For the data below, work out how many lines contain the word "screenshot" and supply only that number.

Stored entries
* begin *

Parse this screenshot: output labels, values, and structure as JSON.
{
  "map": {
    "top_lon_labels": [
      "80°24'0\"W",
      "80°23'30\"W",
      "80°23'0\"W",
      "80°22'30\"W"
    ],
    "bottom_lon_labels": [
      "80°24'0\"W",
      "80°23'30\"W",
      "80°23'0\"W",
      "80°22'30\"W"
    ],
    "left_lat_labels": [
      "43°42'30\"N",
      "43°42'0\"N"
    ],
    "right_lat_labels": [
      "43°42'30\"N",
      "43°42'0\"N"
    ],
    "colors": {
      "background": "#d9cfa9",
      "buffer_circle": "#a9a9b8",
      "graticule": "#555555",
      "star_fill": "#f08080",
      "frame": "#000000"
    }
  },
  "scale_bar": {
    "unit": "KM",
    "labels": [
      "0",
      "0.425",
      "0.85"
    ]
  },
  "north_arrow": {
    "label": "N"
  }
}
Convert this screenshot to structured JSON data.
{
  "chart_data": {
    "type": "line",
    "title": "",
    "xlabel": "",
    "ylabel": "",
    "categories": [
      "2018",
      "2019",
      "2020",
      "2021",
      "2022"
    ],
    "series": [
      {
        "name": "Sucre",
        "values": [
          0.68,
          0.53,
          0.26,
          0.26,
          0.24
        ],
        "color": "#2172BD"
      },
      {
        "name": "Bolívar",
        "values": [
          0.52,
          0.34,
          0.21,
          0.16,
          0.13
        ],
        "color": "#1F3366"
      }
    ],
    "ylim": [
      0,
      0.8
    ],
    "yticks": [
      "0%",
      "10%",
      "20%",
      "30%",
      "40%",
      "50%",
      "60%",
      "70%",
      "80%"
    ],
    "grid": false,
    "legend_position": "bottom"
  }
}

* end *

_Task output_: 2